Every record below should be printed exactly as it appears.

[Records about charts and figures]
-----

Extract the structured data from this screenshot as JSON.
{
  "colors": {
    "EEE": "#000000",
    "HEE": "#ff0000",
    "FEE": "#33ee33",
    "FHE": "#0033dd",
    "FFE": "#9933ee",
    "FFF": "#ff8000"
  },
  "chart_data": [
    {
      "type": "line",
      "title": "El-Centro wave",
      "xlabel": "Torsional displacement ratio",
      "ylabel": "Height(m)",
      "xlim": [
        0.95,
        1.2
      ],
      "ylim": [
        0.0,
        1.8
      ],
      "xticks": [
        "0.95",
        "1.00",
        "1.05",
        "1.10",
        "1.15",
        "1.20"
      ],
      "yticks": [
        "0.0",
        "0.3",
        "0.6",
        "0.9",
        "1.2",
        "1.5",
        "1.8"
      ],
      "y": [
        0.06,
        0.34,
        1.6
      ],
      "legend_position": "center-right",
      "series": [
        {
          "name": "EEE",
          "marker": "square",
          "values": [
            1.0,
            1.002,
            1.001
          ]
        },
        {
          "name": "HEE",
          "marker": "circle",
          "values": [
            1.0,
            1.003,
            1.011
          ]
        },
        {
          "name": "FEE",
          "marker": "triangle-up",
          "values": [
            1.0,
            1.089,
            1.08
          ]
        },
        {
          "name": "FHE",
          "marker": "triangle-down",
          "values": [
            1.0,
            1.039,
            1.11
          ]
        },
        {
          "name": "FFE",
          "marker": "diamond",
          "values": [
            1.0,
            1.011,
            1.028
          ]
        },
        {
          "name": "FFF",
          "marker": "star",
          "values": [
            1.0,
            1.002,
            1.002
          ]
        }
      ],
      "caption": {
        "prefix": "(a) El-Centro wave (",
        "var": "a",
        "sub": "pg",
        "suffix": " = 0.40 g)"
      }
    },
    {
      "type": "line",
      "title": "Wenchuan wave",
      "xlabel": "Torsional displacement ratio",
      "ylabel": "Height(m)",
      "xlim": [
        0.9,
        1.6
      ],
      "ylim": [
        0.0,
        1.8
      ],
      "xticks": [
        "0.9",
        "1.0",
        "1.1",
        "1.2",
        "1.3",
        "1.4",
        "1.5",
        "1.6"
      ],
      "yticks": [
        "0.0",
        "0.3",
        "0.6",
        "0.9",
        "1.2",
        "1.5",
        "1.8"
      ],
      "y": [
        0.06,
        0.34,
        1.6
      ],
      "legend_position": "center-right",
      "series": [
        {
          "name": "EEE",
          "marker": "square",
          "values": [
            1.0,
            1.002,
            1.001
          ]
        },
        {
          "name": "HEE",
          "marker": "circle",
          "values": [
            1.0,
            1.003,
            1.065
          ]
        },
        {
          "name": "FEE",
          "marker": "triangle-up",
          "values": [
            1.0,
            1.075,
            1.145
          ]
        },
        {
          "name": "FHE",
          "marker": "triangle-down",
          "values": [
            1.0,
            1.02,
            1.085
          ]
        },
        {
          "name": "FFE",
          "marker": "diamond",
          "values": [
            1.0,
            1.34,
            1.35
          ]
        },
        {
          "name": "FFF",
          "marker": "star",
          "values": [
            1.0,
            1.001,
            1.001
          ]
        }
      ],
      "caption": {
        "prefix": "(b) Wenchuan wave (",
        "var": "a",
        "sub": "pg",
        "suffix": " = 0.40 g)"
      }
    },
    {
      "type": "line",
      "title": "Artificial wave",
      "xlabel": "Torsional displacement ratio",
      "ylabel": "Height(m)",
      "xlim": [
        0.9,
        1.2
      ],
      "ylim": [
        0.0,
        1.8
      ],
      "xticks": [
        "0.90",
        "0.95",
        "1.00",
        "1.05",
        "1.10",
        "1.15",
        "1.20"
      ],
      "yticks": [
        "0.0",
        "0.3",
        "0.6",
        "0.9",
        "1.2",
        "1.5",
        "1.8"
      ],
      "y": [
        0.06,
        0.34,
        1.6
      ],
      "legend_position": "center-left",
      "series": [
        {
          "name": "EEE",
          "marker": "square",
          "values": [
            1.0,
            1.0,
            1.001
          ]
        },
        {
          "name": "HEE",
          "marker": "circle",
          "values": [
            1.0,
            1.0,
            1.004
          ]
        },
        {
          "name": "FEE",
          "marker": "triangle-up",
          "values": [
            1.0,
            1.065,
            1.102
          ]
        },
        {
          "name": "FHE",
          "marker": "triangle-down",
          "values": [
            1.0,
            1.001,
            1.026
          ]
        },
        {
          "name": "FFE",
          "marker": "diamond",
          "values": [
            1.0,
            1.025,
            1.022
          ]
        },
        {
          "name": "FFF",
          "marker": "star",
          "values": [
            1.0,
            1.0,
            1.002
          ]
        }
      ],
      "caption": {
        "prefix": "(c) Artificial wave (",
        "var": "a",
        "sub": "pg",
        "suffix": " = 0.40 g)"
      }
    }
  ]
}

-----

▶ [Completed exercise]:
Extract the structured data from this screenshot as JSON.
{
  "colors": {
    "EEE": "#000000",
    "HEE": "#ff0000",
    "FEE": "#33ee33",
    "FHE": "#0033dd",
    "FFE": "#9933ee",
    "FFF": "#ff8000"
  },
  "chart_data": [
    {
      "type": "line",
      "title": "El-Centro wave",
      "xlabel": "Torsional displacement ratio",
      "ylabel": "Height(m)",
      "xlim": [
        0.95,
        1.2
      ],
      "ylim": [
        0.0,
        1.8
      ],
      "xticks": [
        "0.95",
        "1.00",
        "1.05",
        "1.10",
        "1.15",
        "1.20"
      ],
      "yticks": [
        "0.0",
        "0.3",
        "0.6",
        "0.9",
        "1.2",
        "1.5",
        "1.8"
      ],
      "y": [
        0.06,
        0.34,
        1.6
      ],
      "legend_position": "center-right",
      "series": [
        {
          "name": "EEE",
          "marker": "square",
          "values": [
            1.0,
            1.002,
            1.001
          ]
        },
        {
          "name": "HEE",
          "marker": "circle",
          "values": [
            1.0,
            1.003,
            1.011
          ]
        },
        {
          "name": "FEE",
          "marker": "triangle-up",
          "values": [
            1.0,
            1.089,
            1.08
          ]
        },
        {
          "name": "FHE",
          "marker": "triangle-down",
          "values": [
            1.0,
            1.039,
            1.11
          ]
        },
        {
          "name": "FFE",
          "marker": "diamond",
          "values": [
            1.0,
            1.011,
            1.028
          ]
        },
        {
          "name": "FFF",
          "marker": "star",
          "values": [
            1.0,
            1.002,
            1.002
          ]
        }
      ],
      "caption": {
        "prefix": "(a) El-Centro wave (",
        "var": "a",
        "sub": "pg",
        "suffix": " = 0.40 g)"
      }
    },
    {
      "type": "line",
      "title": "Wenchuan wave",
      "xlabel": "Torsional displacement ratio",
      "ylabel": "Height(m)",
      "xlim": [
        0.9,
        1.6
      ],
      "ylim": [
        0.0,
        1.8
      ],
      "xticks": [
        "0.9",
        "1.0",
        "1.1",
        "1.2",
        "1.3",
        "1.4",
        "1.5",
        "1.6"
      ],
      "yticks": [
        "0.0",
        "0.3",
        "0.6",
        "0.9",
        "1.2",
        "1.5",
        "1.8"
      ],
      "y": [
        0.06,
        0.34,
        1.6
      ],
      "legend_position": "center-right",
      "series": [
        {
          "name": "EEE",
          "marker": "square",
          "values": [
            1.0,
            1.002,
            1.001
          ]
        },
        {
          "name": "HEE",
          "marker": "circle",
          "values": [
            1.0,
            1.003,
            1.065
          ]
        },
        {
          "name": "FEE",
          "marker": "triangle-up",
          "values": [
            1.0,
            1.075,
            1.145
          ]
        },
        {
          "name": "FHE",
          "marker": "triangle-down",
          "values": [
            1.0,
            1.02,
            1.085
          ]
        },
        {
          "name": "FFE",
          "marker": "diamond",
          "values": [
            1.0,
            1.34,
            1.35
          ]
        },
        {
          "name": "FFF",
          "marker": "star",
          "values": [
            1.0,
            1.001,
            1.001
          ]
        }
      ],
      "caption": {
        "prefix": "(b) Wenchuan wave (",
        "var": "a",
        "sub": "pg",
        "suffix": " = 0.40 g)"
      }
    },
    {
      "type": "line",
      "title": "Artificial wave",
      "xlabel": "Torsional displacement ratio",
      "ylabel": "Height(m)",
      "xlim": [
        0.9,
        1.2
      ],
      "ylim": [
        0.0,
        1.8
      ],
      "xticks": [
        "0.90",
        "0.95",
        "1.00",
        "1.05",
        "1.10",
        "1.15",
        "1.20"
      ],
      "yticks": [
        "0.0",
        "0.3",
        "0.6",
        "0.9",
        "1.2",
        "1.5",
        "1.8"
      ],
      "y": [
        0.06,
        0.34,
        1.6
      ],
      "legend_position": "center-left",
      "series": [
        {
          "name": "EEE",
          "marker": "square",
          "values": [
            1.0,
            1.0,
            1.001
          ]
        },
        {
          "name": "HEE",
          "marker": "circle",
          "values": [
            1.0,
            1.0,
            1.004
          ]
        },
        {
          "name": "FEE",
          "marker": "triangle-up",
          "values": [
            1.0,
            1.065,
            1.102
          ]
        },
        {
          "name": "FHE",
          "marker": "triangle-down",
          "values": [
            1.0,
            1.001,
            1.026
          ]
        },
        {
          "name": "FFE",
          "marker": "diamond",
          "values": [
            1.0,
            1.025,
            1.022
          ]
        },
        {
          "name": "FFF",
          "marker": "star",
          "values": [
            1.0,
            1.0,
            1.002
          ]
        }
      ],
      "caption": {
        "prefix": "(c) Artificial wave (",
        "var": "a",
        "sub": "pg",
        "suffix": " = 0.40 g)"
      }
    }
  ]
}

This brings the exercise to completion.